Write out the entries below once more, exactly, with the pictures left out.

▬▬▬

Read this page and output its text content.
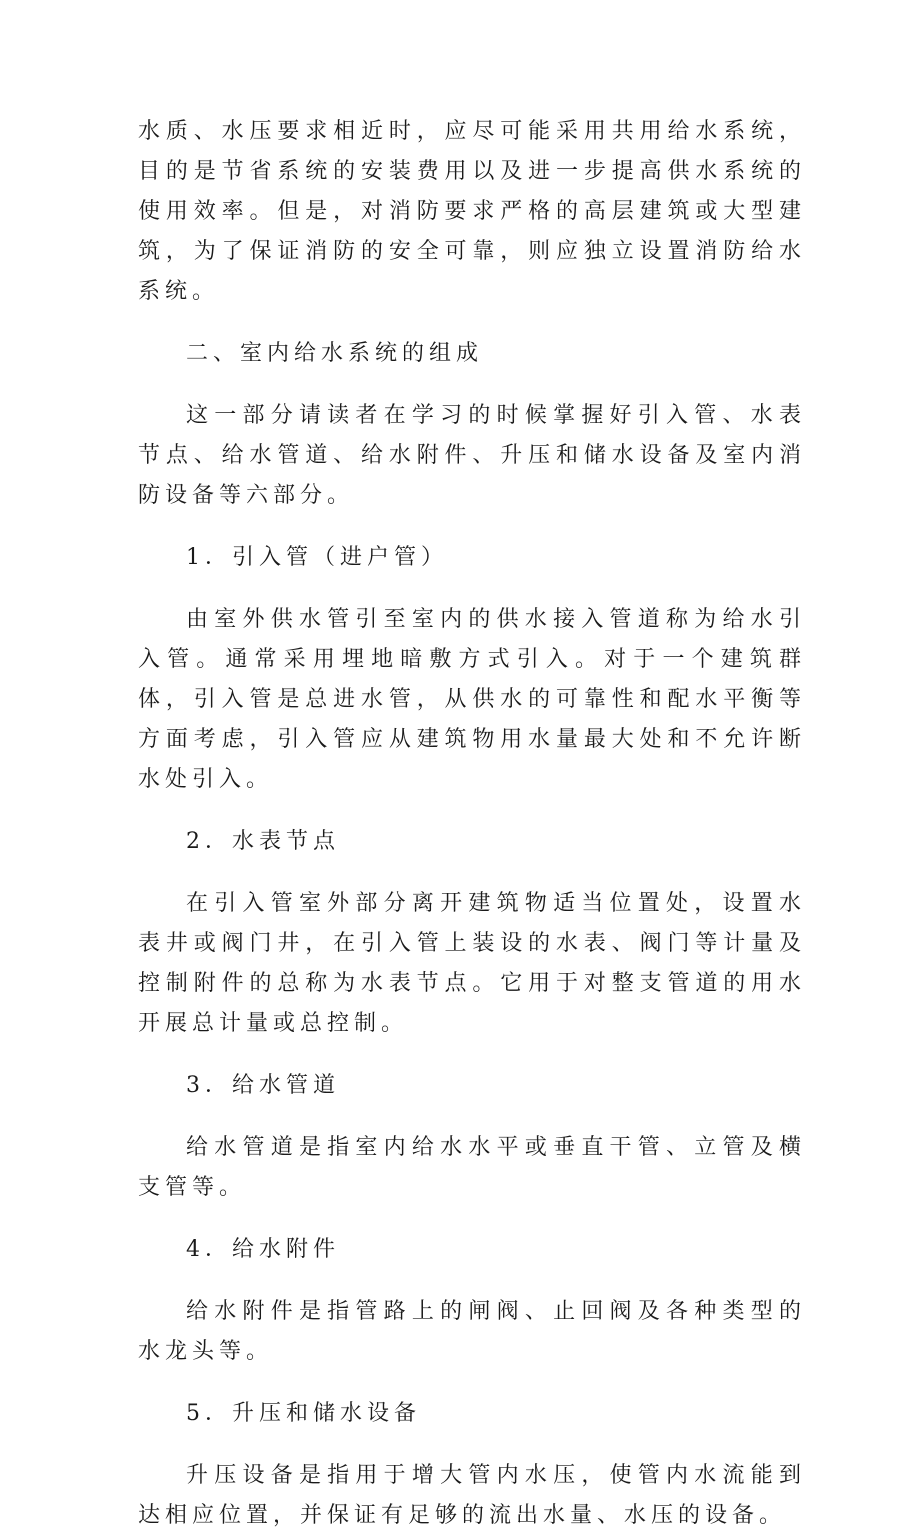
水质、水压要求相近时，应尽可能采用共用给水系统，目的是节省系统的安装费用以及进一步提高供水系统的使用效率。但是，对消防要求严格的高层建筑或大型建筑，为了保证消防的安全可靠，则应独立设置消防给水系统。

二、室内给水系统的组成

这一部分请读者在学习的时候掌握好引入管、水表节点、给水管道、给水附件、升压和储水设备及室内消防设备等六部分。

1．引入管（进户管）

由室外供水管引至室内的供水接入管道称为给水引入管。通常采用埋地暗敷方式引入。对于一个建筑群体，引入管是总进水管，从供水的可靠性和配水平衡等方面考虑，引入管应从建筑物用水量最大处和不允许断水处引入。

2．水表节点

在引入管室外部分离开建筑物适当位置处，设置水表井或阀门井，在引入管上装设的水表、阀门等计量及控制附件的总称为水表节点。它用于对整支管道的用水开展总计量或总控制。

3．给水管道

给水管道是指室内给水水平或垂直干管、立管及横支管等。

4．给水附件

给水附件是指管路上的闸阀、止回阀及各种类型的水龙头等。

5．升压和储水设备

升压设备是指用于增大管内水压，使管内水流能到达相应位置，并保证有足够的流出水量、水压的设备。
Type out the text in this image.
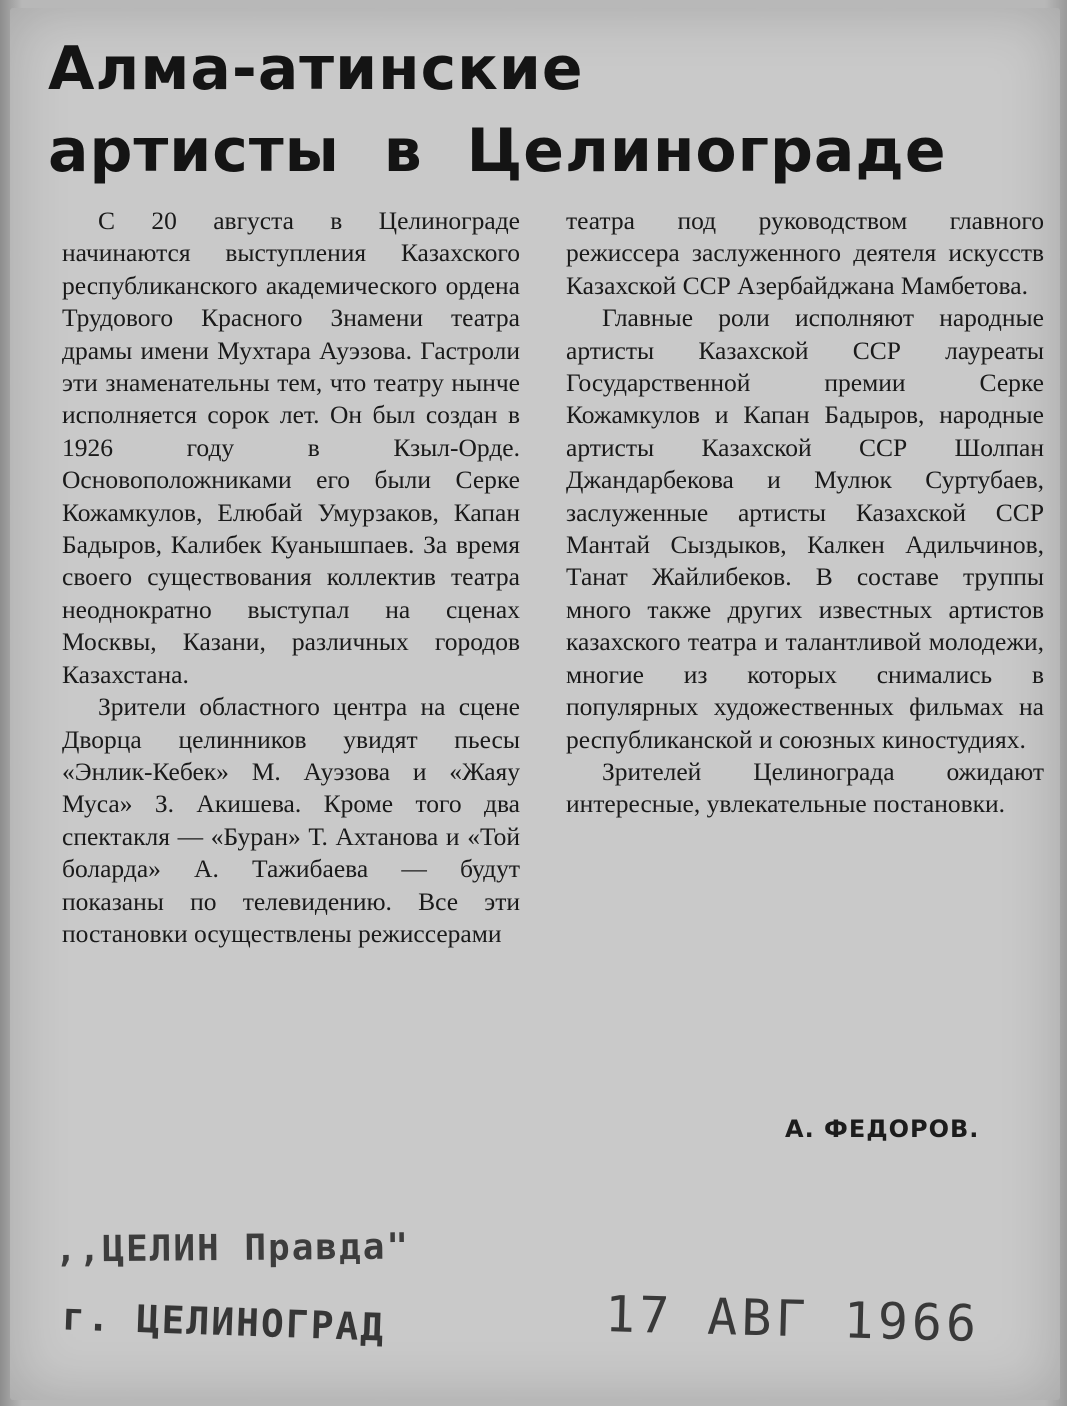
Алма-атинские
артисты в Целинограде

С 20 августа в Целинограде начинаются выступления Казахского республиканского академического ордена Трудового Красного Знамени театра драмы имени Мухтара Ауэзова. Гастроли эти знаменательны тем, что театру нынче исполняется сорок лет. Он был создан в 1926 году в Кзыл-Орде. Основоположниками его были Серке Кожамкулов, Елюбай Умурзаков, Капан Бадыров, Калибек Куанышпаев. За время своего существования коллектив театра неоднократно выступал на сценах Москвы, Казани, различных городов Казахстана.

Зрители областного центра на сцене Дворца целинников увидят пьесы «Энлик-Кебек» М. Ауэзова и «Жаяу Муса» З. Акишева. Кроме того два спектакля — «Буран» Т. Ахтанова и «Той боларда» А. Тажибаева — будут показаны по телевидению. Все эти постановки осуществлены режиссерами

театра под руководством главного режиссера заслуженного деятеля искусств Казахской ССР Азербайджана Мамбетова.

Главные роли исполняют народные артисты Казахской ССР лауреаты Государственной премии Серке Кожамкулов и Капан Бадыров, народные артисты Казахской ССР Шолпан Джандарбекова и Мулюк Суртубаев, заслуженные артисты Казахской ССР Мантай Сыздыков, Калкен Адильчинов, Танат Жайлибеков. В составе труппы много также других известных артистов казахского театра и талантливой молодежи, многие из которых снимались в популярных художественных фильмах на республиканской и союзных киностудиях.

Зрителей Целинограда ожидают интересные, увлекательные постановки.

А. ФЕДОРОВ.
,,ЦЕЛИН Правда"
г. ЦЕЛИНОГРАД	17 АВГ 1966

▬▬▬

The reply -
Read this page and output its text content.
水质、水压要求相近时，应尽可能采用共用给水系统，目的是节省系统的安装费用以及进一步提高供水系统的使用效率。但是，对消防要求严格的高层建筑或大型建筑，为了保证消防的安全可靠，则应独立设置消防给水系统。

二、室内给水系统的组成

这一部分请读者在学习的时候掌握好引入管、水表节点、给水管道、给水附件、升压和储水设备及室内消防设备等六部分。

1．引入管（进户管）

由室外供水管引至室内的供水接入管道称为给水引入管。通常采用埋地暗敷方式引入。对于一个建筑群体，引入管是总进水管，从供水的可靠性和配水平衡等方面考虑，引入管应从建筑物用水量最大处和不允许断水处引入。

2．水表节点

在引入管室外部分离开建筑物适当位置处，设置水表井或阀门井，在引入管上装设的水表、阀门等计量及控制附件的总称为水表节点。它用于对整支管道的用水开展总计量或总控制。

3．给水管道

给水管道是指室内给水水平或垂直干管、立管及横支管等。

4．给水附件

给水附件是指管路上的闸阀、止回阀及各种类型的水龙头等。

5．升压和储水设备

升压设备是指用于增大管内水压，使管内水流能到达相应位置，并保证有足够的流出水量、水压的设备。
Type out the text in this image.
Алма-атинские
артисты в Целинограде

С 20 августа в Целинограде начинаются выступления Казахского республиканского академического ордена Трудового Красного Знамени театра драмы имени Мухтара Ауэзова. Гастроли эти знаменательны тем, что театру нынче исполняется сорок лет. Он был создан в 1926 году в Кзыл-Орде. Основоположниками его были Серке Кожамкулов, Елюбай Умурзаков, Капан Бадыров, Калибек Куанышпаев. За время своего существования коллектив театра неоднократно выступал на сценах Москвы, Казани, различных городов Казахстана.

Зрители областного центра на сцене Дворца целинников увидят пьесы «Энлик-Кебек» М. Ауэзова и «Жаяу Муса» З. Акишева. Кроме того два спектакля — «Буран» Т. Ахтанова и «Той боларда» А. Тажибаева — будут показаны по телевидению. Все эти постановки осуществлены режиссерами

театра под руководством главного режиссера заслуженного деятеля искусств Казахской ССР Азербайджана Мамбетова.

Главные роли исполняют народные артисты Казахской ССР лауреаты Государственной премии Серке Кожамкулов и Капан Бадыров, народные артисты Казахской ССР Шолпан Джандарбекова и Мулюк Суртубаев, заслуженные артисты Казахской ССР Мантай Сыздыков, Калкен Адильчинов, Танат Жайлибеков. В составе труппы много также других известных артистов казахского театра и талантливой молодежи, многие из которых снимались в популярных художественных фильмах на республиканской и союзных киностудиях.

Зрителей Целинограда ожидают интересные, увлекательные постановки.

А. ФЕДОРОВ.
,,ЦЕЛИН Правда"
г. ЦЕЛИНОГРАД	17 АВГ 1966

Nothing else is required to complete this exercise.